_Work required:_ In the forum thread about a "kit-less" pen, who does Russianwolf say the kits came from?

_Extract provided:_
* * * * * * * * *

# Question about a "kit-less" pen...



## MorganGrafixx (Mar 2, 2011)

A while back, I did some graphics for a fellow IAP'er in exchange for some really nice wood blanks and a handful of these "kit-less" pens. I say "kit-less" like that because each bag contains a finial that looks like a faceted crystal dome, a fountain nib (w/clear green ink reservoir), and 3 silver threaded bands. I have no clue what this pen style is called. I remember seeing a pic of one a LOOOOONG time ago that another IAP'er made, but I can't find it now. When I got these, I was still very new and not ready for the kit-less pens yet, so I put them away until I felt more comfortable giving them a go. Well, i broke them out a couple days ago, and was able to discern that one threaded ring/coupler fits the fountain nib. The other fits the first coupler, so I'm able to put 2 and 2 together here to get 3.745 (men always have parts left over right  ).  Other than that, I'm pretty much lost on this one. If anyone knows the pen I'm talking about, I could really use some guidance on how to go about making one of these.


----------



## mbroberg (Mar 2, 2011)

Can you post a picture?


----------



## Monty (Mar 2, 2011)

Pictures of what you have may help.


----------



## Russianwolf (Mar 2, 2011)

They came from Gary Peck. 

I have some and so does Ed (I sent him some).

Don't have them handy so can't say much for the moment. Let me do a quick search.


----------



## Russianwolf (Mar 2, 2011)

nope, can't find the pics of the one I vaguely recall someone doing.

Going straight from memory and that's dangerous. It has

1)Finial/Clip assembly
2)Centerband
3)Coupler with Fountain section.

2 and 3 screw together obviously.

That's all the parts I remember off the top of my head. Snap a pic and I can remember the rest if I left anything out. These guys don't have tubes.


----------



## bensoelberg (Mar 2, 2011)

I think this is what you're talking about:

http://www.penturners.org/forum/showthread.php?t=42311

http://www.penturners.org/forum/showthread.php?t=42656

http://www.penturners.org/forum/showthread.php?t=41964


----------



## workinforwood (Mar 3, 2011)

If that's it I sure like it! Makes me want one


----------



## witz1976 (Mar 3, 2011)

me too!


----------



## Texatdurango (Mar 3, 2011)

workinforwood said:


> If that's it I sure like it! Makes me want one


 
And if I can find where I put my kits, you can have one, or all of them! 

I too wound up with probably 3 or 4 of these kits but never wanted to use them. In my opinion, the clips were thin and cheap looking, the coupler with it's metal to metal threads was cheap looking, the plating on all the parts was cheap looking and the cheap looking plastic crystal on the finial was the cheapest thing of all. Did I say the kit looked CHEAP! I'm wondering of the few pens that were made about 2 years ago, how many had the plating flake or rub off by now.


----------



## MorganGrafixx (Mar 3, 2011)

bensoelberg said:


> I think this is what you're talking about:
> 
> http://www.penturners.org/forum/showthread.php?t=42311
> 
> ...




THAT'S IT!!! Now all I need is for someone to give me some direction. Worked with it a bit more last night, but I can't for the life of me figure out how the heck I'm gonna turn this bag of pretty parts into a pen.


----------



## workinforwood (Mar 4, 2011)

Texatdurango said:


> workinforwood said:
> 
> 
> > If that's it I sure like it! Makes me want one
> ...



G..thanks!  I'll just stick to making my own parts with no plating..no plating on means none comes off!


----------

* * * * * * * * *

_Rows:_
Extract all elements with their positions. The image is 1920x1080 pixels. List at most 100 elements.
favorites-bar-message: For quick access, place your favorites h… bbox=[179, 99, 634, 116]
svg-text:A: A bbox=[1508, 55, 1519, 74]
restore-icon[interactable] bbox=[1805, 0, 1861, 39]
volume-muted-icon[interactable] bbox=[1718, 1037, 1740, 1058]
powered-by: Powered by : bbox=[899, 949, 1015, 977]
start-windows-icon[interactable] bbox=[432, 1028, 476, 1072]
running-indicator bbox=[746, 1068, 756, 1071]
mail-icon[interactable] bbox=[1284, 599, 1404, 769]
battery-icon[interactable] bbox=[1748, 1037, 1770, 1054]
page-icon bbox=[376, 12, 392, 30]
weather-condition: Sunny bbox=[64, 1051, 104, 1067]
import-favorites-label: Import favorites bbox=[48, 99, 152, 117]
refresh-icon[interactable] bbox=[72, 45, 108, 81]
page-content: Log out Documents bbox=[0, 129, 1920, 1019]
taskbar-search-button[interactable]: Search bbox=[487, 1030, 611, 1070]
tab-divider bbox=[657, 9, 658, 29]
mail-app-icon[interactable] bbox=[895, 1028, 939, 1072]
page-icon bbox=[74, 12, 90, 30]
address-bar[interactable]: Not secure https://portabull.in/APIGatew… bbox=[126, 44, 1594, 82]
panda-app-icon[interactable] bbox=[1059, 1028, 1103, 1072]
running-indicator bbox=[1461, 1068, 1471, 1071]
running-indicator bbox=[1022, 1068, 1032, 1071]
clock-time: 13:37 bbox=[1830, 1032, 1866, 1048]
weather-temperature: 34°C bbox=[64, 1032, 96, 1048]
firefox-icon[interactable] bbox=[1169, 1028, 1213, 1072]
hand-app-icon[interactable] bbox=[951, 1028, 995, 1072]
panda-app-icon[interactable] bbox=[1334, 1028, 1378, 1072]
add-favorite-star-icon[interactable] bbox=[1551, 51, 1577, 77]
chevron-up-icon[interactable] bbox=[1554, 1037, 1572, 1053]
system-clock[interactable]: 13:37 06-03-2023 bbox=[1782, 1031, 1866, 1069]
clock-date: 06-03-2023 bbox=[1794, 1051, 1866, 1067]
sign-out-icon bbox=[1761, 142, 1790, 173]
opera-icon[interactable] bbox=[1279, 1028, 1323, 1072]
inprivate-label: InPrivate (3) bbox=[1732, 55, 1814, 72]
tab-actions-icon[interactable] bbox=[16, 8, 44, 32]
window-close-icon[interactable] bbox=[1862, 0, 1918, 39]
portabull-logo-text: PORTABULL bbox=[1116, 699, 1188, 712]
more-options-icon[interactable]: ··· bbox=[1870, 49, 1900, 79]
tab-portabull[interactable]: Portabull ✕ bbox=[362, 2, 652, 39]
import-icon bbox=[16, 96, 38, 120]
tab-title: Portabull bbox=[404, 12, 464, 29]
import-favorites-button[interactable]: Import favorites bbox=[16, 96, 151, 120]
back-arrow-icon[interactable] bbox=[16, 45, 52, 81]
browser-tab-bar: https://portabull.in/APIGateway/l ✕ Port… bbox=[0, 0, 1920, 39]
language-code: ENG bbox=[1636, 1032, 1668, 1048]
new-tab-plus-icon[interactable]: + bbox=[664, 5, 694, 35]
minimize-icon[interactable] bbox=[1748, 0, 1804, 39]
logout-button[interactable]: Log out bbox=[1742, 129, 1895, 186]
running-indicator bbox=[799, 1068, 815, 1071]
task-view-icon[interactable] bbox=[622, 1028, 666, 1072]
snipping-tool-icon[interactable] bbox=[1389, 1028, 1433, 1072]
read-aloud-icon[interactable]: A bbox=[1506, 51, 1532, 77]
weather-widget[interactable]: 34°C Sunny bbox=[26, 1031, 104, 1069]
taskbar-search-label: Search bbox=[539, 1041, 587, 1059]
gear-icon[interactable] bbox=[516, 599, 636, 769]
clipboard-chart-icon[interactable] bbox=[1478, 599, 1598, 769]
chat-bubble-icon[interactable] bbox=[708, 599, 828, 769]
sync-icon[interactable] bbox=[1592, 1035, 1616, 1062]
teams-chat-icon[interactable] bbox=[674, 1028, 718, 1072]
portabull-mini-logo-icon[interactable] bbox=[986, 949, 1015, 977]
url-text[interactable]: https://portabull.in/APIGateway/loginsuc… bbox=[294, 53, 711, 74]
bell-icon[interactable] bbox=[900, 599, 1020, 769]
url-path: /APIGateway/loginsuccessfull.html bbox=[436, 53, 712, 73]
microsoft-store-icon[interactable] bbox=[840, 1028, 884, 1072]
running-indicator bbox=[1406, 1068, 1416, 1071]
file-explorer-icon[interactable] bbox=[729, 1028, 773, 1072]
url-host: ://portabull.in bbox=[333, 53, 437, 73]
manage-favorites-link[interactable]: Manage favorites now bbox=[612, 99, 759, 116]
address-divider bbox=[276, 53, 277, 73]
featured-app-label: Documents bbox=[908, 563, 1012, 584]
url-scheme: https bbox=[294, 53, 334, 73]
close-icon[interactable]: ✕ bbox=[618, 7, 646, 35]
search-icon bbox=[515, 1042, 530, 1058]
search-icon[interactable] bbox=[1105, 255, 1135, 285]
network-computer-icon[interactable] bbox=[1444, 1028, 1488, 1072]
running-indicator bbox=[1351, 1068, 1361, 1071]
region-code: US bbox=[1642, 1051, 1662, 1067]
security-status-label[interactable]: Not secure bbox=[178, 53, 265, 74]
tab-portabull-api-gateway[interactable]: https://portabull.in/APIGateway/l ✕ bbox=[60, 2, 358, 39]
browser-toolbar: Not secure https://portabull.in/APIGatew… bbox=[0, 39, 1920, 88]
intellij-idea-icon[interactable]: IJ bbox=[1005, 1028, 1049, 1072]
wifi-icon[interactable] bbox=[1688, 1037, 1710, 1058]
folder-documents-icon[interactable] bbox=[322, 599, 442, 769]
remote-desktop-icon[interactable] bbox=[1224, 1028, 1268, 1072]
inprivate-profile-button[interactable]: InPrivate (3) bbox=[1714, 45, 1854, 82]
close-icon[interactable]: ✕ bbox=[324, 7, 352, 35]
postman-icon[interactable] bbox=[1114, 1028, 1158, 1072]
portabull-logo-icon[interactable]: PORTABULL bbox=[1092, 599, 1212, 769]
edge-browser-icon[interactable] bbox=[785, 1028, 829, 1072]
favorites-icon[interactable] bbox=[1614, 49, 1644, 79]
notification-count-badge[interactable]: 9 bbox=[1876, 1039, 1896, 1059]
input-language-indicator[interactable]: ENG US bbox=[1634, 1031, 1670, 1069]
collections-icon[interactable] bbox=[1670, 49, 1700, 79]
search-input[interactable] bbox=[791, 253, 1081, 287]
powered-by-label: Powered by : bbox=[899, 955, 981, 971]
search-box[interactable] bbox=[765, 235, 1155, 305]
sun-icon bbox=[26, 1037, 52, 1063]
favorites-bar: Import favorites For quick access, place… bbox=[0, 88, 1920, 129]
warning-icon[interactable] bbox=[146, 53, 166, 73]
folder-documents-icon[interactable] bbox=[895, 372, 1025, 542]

* * * * * * * * *

_Answer below:_ Gary Peck